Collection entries
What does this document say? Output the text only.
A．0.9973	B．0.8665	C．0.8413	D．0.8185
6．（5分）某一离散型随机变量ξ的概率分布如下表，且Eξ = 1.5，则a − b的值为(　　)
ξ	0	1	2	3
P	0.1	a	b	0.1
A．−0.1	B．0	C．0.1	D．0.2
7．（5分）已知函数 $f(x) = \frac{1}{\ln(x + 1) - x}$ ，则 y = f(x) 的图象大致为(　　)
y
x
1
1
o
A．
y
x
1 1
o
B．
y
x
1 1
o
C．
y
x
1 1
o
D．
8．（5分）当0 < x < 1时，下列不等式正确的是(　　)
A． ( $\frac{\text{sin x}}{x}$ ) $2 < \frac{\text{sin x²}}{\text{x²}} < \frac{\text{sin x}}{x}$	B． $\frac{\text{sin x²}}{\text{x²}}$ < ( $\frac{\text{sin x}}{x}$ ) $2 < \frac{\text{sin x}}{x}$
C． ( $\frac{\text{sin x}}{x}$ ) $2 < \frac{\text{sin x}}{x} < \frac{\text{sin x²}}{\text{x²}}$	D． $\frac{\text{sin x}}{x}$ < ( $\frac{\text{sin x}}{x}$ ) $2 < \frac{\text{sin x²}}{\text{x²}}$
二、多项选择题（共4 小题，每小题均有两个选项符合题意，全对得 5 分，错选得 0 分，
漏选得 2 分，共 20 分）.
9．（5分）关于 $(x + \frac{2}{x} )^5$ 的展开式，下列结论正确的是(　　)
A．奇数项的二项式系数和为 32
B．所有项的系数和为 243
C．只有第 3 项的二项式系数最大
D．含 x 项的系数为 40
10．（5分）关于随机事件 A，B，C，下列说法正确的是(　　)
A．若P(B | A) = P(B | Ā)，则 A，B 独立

__WRITTEN REQUEST__
Copy all of the data. Keep every word exactly as it is.

__RESPONSE TO THE TASK__
What does this document say? Output the text only.
A．0.9973	B．0.8665	C．0.8413	D．0.8185
6．（5分）某一离散型随机变量ξ的概率分布如下表，且Eξ = 1.5，则a − b的值为(　　)
ξ	0	1	2	3
P	0.1	a	b	0.1
A．−0.1	B．0	C．0.1	D．0.2
7．（5分）已知函数 $f(x) = \frac{1}{\ln(x + 1) - x}$ ，则 y = f(x) 的图象大致为(　　)
y
x
1
1
o
A．
y
x
1 1
o
B．
y
x
1 1
o
C．
y
x
1 1
o
D．
8．（5分）当0 < x < 1时，下列不等式正确的是(　　)
A． ( $\frac{\text{sin x}}{x}$ ) $2 < \frac{\text{sin x²}}{\text{x²}} < \frac{\text{sin x}}{x}$	B． $\frac{\text{sin x²}}{\text{x²}}$ < ( $\frac{\text{sin x}}{x}$ ) $2 < \frac{\text{sin x}}{x}$
C． ( $\frac{\text{sin x}}{x}$ ) $2 < \frac{\text{sin x}}{x} < \frac{\text{sin x²}}{\text{x²}}$	D． $\frac{\text{sin x}}{x}$ < ( $\frac{\text{sin x}}{x}$ ) $2 < \frac{\text{sin x²}}{\text{x²}}$
二、多项选择题（共4 小题，每小题均有两个选项符合题意，全对得 5 分，错选得 0 分，
漏选得 2 分，共 20 分）.
9．（5分）关于 $(x + \frac{2}{x} )^5$ 的展开式，下列结论正确的是(　　)
A．奇数项的二项式系数和为 32
B．所有项的系数和为 243
C．只有第 3 项的二项式系数最大
D．含 x 项的系数为 40
10．（5分）关于随机事件 A，B，C，下列说法正确的是(　　)
A．若P(B | A) = P(B | Ā)，则 A，B 独立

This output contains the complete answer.